- _Annotated region lists_:
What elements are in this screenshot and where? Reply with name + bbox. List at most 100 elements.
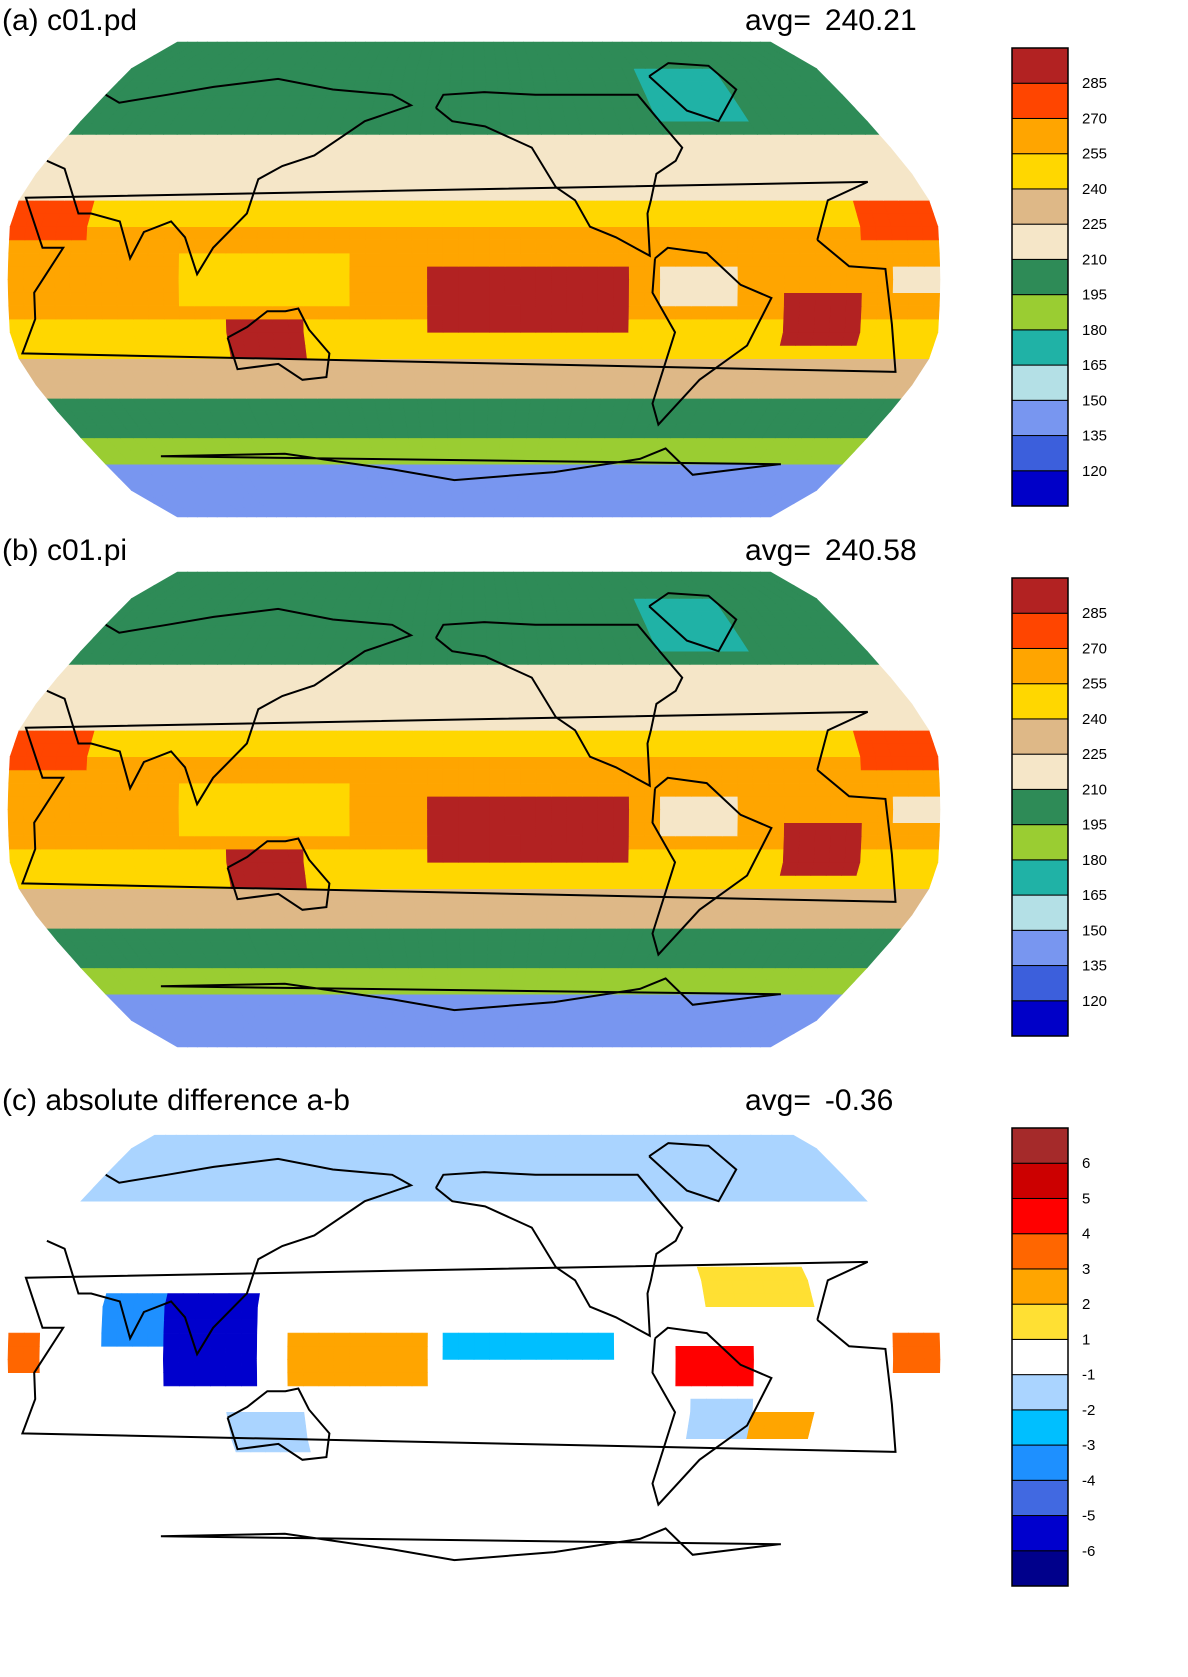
map-cell — [287, 265, 304, 280]
map-cell — [380, 743, 398, 757]
map-cell — [515, 147, 532, 162]
map-cell — [413, 716, 430, 731]
map-cell — [799, 795, 817, 810]
map-cell — [209, 1332, 227, 1347]
map-cell — [241, 1306, 258, 1321]
map-cell — [582, 239, 599, 254]
map-cell — [746, 345, 766, 360]
map-cell — [463, 503, 475, 518]
map-cell — [429, 173, 446, 188]
map-cell — [225, 809, 242, 824]
map-cell — [534, 200, 551, 214]
map-cell — [504, 226, 521, 241]
map-cell — [147, 769, 165, 784]
map-cell — [923, 279, 941, 294]
map-cell — [427, 331, 444, 346]
map-cell — [410, 94, 426, 109]
map-cell — [736, 226, 754, 241]
map-cell — [463, 1033, 475, 1048]
map-cell — [364, 795, 382, 810]
map-cell — [705, 226, 723, 241]
map-cell — [520, 1345, 537, 1360]
map-cell — [845, 835, 863, 850]
map-cell — [132, 848, 150, 863]
colorbar-box — [1011, 683, 1069, 720]
map-cell — [701, 200, 720, 214]
map-cell — [473, 331, 490, 346]
map-cell — [459, 664, 475, 678]
map-cell — [302, 265, 320, 280]
map-cell — [373, 927, 392, 942]
map-cell — [504, 822, 521, 837]
map-cell — [485, 463, 499, 478]
map-cell — [534, 345, 551, 360]
map-cell — [541, 664, 558, 678]
map-cell — [488, 345, 505, 360]
map-cell — [642, 861, 660, 876]
map-cell — [522, 1174, 538, 1189]
map-cell — [752, 292, 770, 307]
map-cell — [459, 147, 475, 162]
map-cell — [274, 875, 293, 890]
map-cell — [721, 239, 739, 254]
map-cell — [163, 252, 180, 267]
map-cell — [814, 782, 832, 797]
map-cell — [421, 437, 437, 452]
map-cell — [433, 954, 449, 969]
map-cell — [473, 252, 490, 267]
map-cell — [333, 252, 351, 267]
map-cell — [892, 809, 910, 824]
colorbar-tick-label: 1 — [1082, 1331, 1090, 1348]
map-cell — [473, 954, 488, 969]
coastline-south-america — [651, 246, 773, 427]
map-cell — [209, 782, 227, 797]
map-cell — [473, 68, 487, 82]
map-cell — [430, 397, 447, 412]
coastline-eurasia — [46, 607, 414, 807]
map-cell — [334, 861, 352, 876]
map-cell — [731, 1280, 750, 1294]
map-cell — [594, 345, 613, 360]
map-cell — [411, 809, 428, 824]
map-cell — [209, 1345, 226, 1360]
map-cell — [392, 650, 409, 665]
map-cell — [396, 743, 414, 757]
map-cell — [442, 809, 459, 824]
map-cell — [798, 226, 816, 241]
map-cell — [640, 875, 659, 890]
map-cell — [163, 1332, 180, 1347]
map-cell — [413, 358, 430, 373]
map-cell — [272, 743, 291, 757]
coastline-south-america — [651, 1326, 773, 1507]
map-cell — [384, 371, 402, 386]
map-cell — [923, 265, 941, 280]
map-cell — [54, 822, 72, 837]
map-cell — [473, 624, 488, 639]
map-cell — [610, 875, 628, 890]
map-cell — [225, 305, 243, 320]
map-cell — [442, 331, 460, 346]
map-cell — [507, 598, 522, 612]
colorbar-tick-label: 210 — [1082, 781, 1107, 798]
map-cell — [876, 239, 894, 254]
map-cell — [373, 677, 392, 692]
map-cell — [101, 756, 119, 771]
map-cell — [388, 147, 405, 162]
map-cell — [349, 1359, 366, 1374]
map-cell — [85, 782, 103, 797]
map-cell — [737, 265, 754, 280]
map-cell — [532, 173, 549, 188]
colorbar-box — [1011, 1374, 1069, 1411]
map-cell — [178, 1345, 195, 1360]
map-cell — [443, 345, 460, 360]
map-cell — [404, 411, 421, 425]
map-cell — [520, 292, 537, 307]
map-cell — [419, 954, 436, 969]
map-cell — [445, 134, 461, 148]
map-cell — [86, 318, 104, 333]
map-cell — [302, 1359, 320, 1374]
map-cell — [167, 730, 187, 744]
map-cell — [287, 848, 305, 863]
map-cell — [459, 914, 475, 929]
map-cell — [861, 252, 878, 267]
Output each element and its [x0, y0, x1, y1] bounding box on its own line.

- _What is expected_: Copy every line above word for word, leaving out the pictures.

- _Correct output_:
What elements are in this screenshot and where? Reply with name + bbox. List at most 100 elements.
map-cell — [287, 265, 304, 280]
map-cell — [380, 743, 398, 757]
map-cell — [515, 147, 532, 162]
map-cell — [413, 716, 430, 731]
map-cell — [799, 795, 817, 810]
map-cell — [209, 1332, 227, 1347]
map-cell — [241, 1306, 258, 1321]
map-cell — [582, 239, 599, 254]
map-cell — [746, 345, 766, 360]
map-cell — [463, 503, 475, 518]
map-cell — [429, 173, 446, 188]
map-cell — [225, 809, 242, 824]
map-cell — [534, 200, 551, 214]
map-cell — [504, 226, 521, 241]
map-cell — [147, 769, 165, 784]
map-cell — [923, 279, 941, 294]
map-cell — [427, 331, 444, 346]
map-cell — [410, 94, 426, 109]
map-cell — [736, 226, 754, 241]
map-cell — [463, 1033, 475, 1048]
map-cell — [364, 795, 382, 810]
map-cell — [705, 226, 723, 241]
map-cell — [520, 1345, 537, 1360]
map-cell — [845, 835, 863, 850]
map-cell — [132, 848, 150, 863]
colorbar-box — [1011, 683, 1069, 720]
map-cell — [701, 200, 720, 214]
map-cell — [473, 331, 490, 346]
map-cell — [459, 664, 475, 678]
map-cell — [302, 265, 320, 280]
map-cell — [373, 927, 392, 942]
map-cell — [504, 822, 521, 837]
map-cell — [485, 463, 499, 478]
map-cell — [534, 345, 551, 360]
map-cell — [541, 664, 558, 678]
map-cell — [488, 345, 505, 360]
map-cell — [642, 861, 660, 876]
map-cell — [522, 1174, 538, 1189]
map-cell — [752, 292, 770, 307]
map-cell — [459, 147, 475, 162]
map-cell — [274, 875, 293, 890]
map-cell — [721, 239, 739, 254]
map-cell — [163, 252, 180, 267]
map-cell — [814, 782, 832, 797]
map-cell — [421, 437, 437, 452]
map-cell — [433, 954, 449, 969]
map-cell — [473, 252, 490, 267]
map-cell — [333, 252, 351, 267]
map-cell — [892, 809, 910, 824]
colorbar-tick-label: 1 — [1082, 1331, 1090, 1348]
map-cell — [473, 954, 488, 969]
coastline-south-america — [651, 246, 773, 427]
map-cell — [209, 782, 227, 797]
map-cell — [473, 68, 487, 82]
map-cell — [430, 397, 447, 412]
coastline-eurasia — [46, 607, 414, 807]
map-cell — [334, 861, 352, 876]
map-cell — [731, 1280, 750, 1294]
map-cell — [594, 345, 613, 360]
map-cell — [411, 809, 428, 824]
map-cell — [209, 1345, 226, 1360]
map-cell — [392, 650, 409, 665]
map-cell — [396, 743, 414, 757]
map-cell — [442, 809, 459, 824]
map-cell — [798, 226, 816, 241]
map-cell — [640, 875, 659, 890]
map-cell — [163, 1332, 180, 1347]
map-cell — [413, 358, 430, 373]
map-cell — [272, 743, 291, 757]
coastline-south-america — [651, 1326, 773, 1507]
map-cell — [384, 371, 402, 386]
map-cell — [923, 265, 941, 280]
map-cell — [54, 822, 72, 837]
map-cell — [473, 624, 488, 639]
map-cell — [610, 875, 628, 890]
map-cell — [225, 305, 243, 320]
map-cell — [442, 331, 460, 346]
map-cell — [507, 598, 522, 612]
colorbar-tick-label: 210 — [1082, 781, 1107, 798]
map-cell — [876, 239, 894, 254]
map-cell — [373, 677, 392, 692]
map-cell — [101, 756, 119, 771]
map-cell — [388, 147, 405, 162]
map-cell — [349, 1359, 366, 1374]
map-cell — [85, 782, 103, 797]
map-cell — [737, 265, 754, 280]
map-cell — [532, 173, 549, 188]
colorbar-box — [1011, 1374, 1069, 1411]
map-cell — [178, 1345, 195, 1360]
map-cell — [443, 345, 460, 360]
map-cell — [404, 411, 421, 425]
map-cell — [520, 292, 537, 307]
map-cell — [419, 954, 436, 969]
map-cell — [445, 134, 461, 148]
map-cell — [86, 318, 104, 333]
map-cell — [302, 1359, 320, 1374]
map-cell — [167, 730, 187, 744]
map-cell — [287, 848, 305, 863]
map-cell — [459, 914, 475, 929]
map-cell — [861, 252, 878, 267]
Output each element and its [x0, y0, x1, y1] bounding box on its own line.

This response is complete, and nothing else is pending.